> [DATA LISTING]
════

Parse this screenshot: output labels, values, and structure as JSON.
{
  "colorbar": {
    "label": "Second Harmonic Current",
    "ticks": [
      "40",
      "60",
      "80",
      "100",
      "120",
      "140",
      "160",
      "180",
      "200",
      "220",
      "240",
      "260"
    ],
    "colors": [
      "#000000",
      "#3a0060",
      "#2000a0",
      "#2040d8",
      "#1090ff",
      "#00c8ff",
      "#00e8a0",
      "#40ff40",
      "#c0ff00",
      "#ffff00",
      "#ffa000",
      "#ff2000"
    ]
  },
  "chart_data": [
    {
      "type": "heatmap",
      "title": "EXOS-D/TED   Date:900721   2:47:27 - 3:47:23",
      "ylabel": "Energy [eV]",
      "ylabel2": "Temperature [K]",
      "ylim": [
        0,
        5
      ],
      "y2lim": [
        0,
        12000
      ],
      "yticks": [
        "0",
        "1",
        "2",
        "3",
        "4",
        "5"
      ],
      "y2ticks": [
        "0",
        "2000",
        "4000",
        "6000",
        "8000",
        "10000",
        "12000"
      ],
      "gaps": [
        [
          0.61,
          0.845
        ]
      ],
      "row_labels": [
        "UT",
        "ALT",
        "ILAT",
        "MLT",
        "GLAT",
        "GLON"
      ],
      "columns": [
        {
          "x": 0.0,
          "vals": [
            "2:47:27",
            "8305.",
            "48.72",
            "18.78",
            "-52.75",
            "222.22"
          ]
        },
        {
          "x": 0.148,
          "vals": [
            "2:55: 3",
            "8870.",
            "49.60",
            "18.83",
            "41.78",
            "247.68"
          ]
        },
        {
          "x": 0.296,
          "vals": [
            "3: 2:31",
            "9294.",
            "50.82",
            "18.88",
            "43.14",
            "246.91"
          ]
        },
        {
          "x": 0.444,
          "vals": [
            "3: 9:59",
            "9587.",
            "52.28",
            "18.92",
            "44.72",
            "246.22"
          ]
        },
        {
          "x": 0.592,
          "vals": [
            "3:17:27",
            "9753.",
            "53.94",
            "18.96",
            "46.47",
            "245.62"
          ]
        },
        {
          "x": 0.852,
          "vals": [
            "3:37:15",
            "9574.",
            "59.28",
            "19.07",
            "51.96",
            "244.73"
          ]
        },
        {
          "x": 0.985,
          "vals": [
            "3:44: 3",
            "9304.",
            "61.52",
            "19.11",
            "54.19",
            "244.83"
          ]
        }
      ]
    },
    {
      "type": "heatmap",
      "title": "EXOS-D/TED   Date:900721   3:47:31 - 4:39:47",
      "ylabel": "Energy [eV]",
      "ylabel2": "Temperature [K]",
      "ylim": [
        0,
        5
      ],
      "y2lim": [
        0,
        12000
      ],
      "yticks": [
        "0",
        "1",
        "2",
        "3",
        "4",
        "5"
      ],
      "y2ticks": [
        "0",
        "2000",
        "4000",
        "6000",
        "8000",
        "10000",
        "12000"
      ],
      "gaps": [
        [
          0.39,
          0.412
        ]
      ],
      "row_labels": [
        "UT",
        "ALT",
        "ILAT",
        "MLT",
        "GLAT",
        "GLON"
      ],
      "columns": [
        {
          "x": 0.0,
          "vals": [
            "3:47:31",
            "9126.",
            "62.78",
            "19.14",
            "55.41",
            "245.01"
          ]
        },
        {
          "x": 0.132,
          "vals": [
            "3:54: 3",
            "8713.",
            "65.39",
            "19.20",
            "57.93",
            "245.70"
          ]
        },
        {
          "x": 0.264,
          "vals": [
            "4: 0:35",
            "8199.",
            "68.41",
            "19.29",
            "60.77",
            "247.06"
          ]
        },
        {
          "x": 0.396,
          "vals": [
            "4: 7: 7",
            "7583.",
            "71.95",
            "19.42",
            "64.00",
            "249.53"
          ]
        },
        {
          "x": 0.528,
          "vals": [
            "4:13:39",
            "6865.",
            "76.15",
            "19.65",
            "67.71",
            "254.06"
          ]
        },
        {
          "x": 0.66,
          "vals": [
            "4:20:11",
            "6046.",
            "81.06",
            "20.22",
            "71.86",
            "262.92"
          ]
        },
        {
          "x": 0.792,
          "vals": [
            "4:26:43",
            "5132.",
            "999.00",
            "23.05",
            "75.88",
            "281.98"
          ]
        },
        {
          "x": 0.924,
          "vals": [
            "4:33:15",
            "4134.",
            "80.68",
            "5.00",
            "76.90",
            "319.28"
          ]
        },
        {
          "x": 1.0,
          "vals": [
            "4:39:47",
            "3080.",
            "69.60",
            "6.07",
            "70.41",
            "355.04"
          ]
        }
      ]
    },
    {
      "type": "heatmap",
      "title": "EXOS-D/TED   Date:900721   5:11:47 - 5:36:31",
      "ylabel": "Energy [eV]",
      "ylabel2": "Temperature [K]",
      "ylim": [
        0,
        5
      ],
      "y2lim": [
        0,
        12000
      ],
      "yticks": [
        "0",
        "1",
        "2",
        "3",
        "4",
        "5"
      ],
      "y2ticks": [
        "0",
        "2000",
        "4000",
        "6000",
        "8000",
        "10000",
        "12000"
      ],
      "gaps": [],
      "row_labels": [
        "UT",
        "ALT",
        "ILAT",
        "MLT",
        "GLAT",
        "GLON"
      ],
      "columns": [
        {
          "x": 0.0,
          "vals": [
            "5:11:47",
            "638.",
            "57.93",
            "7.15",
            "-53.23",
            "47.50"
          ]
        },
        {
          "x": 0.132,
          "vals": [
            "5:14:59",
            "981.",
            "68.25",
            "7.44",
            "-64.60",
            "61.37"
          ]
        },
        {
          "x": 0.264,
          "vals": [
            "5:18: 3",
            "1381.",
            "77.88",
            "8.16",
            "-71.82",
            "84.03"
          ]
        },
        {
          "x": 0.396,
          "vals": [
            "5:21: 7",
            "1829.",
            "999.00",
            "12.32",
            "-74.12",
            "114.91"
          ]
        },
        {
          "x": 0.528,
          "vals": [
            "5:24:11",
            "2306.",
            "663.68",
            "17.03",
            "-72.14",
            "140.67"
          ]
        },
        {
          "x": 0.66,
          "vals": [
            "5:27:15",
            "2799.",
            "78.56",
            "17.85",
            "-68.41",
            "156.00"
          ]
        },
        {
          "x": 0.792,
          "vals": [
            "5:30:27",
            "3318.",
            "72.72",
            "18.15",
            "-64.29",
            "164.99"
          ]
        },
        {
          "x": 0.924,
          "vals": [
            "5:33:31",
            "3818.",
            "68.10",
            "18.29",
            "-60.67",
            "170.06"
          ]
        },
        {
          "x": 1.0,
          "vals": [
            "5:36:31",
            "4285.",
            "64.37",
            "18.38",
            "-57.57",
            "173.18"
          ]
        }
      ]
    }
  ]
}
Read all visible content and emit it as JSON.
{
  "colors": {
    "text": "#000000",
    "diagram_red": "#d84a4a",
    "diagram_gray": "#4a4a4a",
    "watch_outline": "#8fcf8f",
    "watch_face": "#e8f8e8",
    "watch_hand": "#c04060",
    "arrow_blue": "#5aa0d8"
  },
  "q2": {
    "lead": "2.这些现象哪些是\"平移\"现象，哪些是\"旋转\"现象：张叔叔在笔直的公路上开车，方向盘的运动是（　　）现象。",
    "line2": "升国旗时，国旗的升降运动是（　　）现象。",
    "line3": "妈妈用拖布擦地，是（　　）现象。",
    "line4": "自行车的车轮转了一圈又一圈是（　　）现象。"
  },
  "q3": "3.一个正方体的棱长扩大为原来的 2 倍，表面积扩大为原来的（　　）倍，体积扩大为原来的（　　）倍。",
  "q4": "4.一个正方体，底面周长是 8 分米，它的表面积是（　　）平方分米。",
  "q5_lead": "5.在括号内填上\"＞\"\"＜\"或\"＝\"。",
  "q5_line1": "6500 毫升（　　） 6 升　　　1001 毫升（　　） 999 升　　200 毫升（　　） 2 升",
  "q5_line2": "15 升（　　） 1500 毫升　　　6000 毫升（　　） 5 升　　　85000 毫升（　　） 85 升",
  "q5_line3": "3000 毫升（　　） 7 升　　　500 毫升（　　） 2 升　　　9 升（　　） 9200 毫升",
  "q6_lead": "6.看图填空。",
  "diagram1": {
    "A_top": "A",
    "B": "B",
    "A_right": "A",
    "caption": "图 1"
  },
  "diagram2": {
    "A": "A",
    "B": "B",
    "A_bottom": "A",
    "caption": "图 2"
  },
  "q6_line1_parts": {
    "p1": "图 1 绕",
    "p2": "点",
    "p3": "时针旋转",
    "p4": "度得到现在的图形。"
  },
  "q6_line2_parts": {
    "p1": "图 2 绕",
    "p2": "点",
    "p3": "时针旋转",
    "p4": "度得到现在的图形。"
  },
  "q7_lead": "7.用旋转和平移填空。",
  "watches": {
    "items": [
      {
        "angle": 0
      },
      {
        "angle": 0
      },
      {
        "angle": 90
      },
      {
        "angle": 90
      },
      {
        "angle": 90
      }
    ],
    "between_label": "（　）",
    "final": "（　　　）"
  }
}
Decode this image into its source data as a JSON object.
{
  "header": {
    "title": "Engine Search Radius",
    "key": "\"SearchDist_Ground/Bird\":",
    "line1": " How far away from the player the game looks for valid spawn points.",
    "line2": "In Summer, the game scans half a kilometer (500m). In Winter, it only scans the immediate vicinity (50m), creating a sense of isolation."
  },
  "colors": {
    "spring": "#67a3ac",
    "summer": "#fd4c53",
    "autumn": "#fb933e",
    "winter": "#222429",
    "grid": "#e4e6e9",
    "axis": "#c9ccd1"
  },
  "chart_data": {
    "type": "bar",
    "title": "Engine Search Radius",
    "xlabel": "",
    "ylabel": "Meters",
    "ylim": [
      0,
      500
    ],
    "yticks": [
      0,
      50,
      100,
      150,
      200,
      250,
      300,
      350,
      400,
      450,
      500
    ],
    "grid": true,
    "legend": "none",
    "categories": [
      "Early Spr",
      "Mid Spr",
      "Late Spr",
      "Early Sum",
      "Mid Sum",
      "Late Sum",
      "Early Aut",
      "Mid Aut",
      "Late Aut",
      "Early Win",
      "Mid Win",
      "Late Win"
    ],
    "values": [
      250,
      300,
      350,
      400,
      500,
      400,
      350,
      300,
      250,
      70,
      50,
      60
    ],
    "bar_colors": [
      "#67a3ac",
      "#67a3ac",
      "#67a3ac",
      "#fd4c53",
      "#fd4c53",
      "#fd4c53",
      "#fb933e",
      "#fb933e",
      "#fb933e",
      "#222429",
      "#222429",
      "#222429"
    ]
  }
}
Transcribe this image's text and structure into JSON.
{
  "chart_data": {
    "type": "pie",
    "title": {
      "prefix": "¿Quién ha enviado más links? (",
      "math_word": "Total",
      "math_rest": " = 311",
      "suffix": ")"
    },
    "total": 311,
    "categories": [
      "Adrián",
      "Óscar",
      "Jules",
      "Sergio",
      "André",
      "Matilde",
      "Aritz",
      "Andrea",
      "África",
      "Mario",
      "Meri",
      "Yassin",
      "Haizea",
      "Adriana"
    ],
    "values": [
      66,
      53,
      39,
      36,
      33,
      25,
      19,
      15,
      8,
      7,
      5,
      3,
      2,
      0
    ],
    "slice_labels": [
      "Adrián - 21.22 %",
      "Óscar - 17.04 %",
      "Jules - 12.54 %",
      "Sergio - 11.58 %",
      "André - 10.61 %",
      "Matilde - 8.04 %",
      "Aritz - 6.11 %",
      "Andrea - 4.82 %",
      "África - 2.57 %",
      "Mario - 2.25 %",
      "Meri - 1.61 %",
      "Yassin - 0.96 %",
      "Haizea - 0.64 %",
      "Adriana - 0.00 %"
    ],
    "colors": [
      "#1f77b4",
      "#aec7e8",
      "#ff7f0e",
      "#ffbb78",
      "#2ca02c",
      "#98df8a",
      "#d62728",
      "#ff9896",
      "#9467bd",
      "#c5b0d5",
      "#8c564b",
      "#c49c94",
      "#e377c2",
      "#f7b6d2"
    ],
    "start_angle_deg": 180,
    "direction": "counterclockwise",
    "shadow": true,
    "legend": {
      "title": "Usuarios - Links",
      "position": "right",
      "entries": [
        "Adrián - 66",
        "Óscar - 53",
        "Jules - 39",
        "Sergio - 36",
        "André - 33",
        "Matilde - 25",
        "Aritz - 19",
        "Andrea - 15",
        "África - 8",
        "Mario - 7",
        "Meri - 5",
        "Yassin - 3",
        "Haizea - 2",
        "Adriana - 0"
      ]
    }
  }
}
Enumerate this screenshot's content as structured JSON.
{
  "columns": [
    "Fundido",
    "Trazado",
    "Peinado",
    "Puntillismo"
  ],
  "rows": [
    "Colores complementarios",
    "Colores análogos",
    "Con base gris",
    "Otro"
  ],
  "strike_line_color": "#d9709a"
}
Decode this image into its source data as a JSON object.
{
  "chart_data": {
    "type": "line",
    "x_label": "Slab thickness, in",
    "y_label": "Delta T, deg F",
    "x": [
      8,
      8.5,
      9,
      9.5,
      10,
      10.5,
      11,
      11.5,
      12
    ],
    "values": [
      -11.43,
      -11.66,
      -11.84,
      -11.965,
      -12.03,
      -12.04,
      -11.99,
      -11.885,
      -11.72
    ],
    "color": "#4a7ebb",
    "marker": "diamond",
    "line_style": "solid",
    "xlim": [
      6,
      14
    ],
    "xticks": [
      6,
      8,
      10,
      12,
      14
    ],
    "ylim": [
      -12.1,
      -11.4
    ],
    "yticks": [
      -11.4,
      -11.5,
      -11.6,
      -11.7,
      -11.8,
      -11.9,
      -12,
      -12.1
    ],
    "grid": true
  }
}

════

> [REQUEST] Gather and copy every line of the data in which the string "screenshot" is found.

> [CORRECT ANSWER]
Parse this screenshot: output labels, values, and structure as JSON.
Enumerate this screenshot's content as structured JSON.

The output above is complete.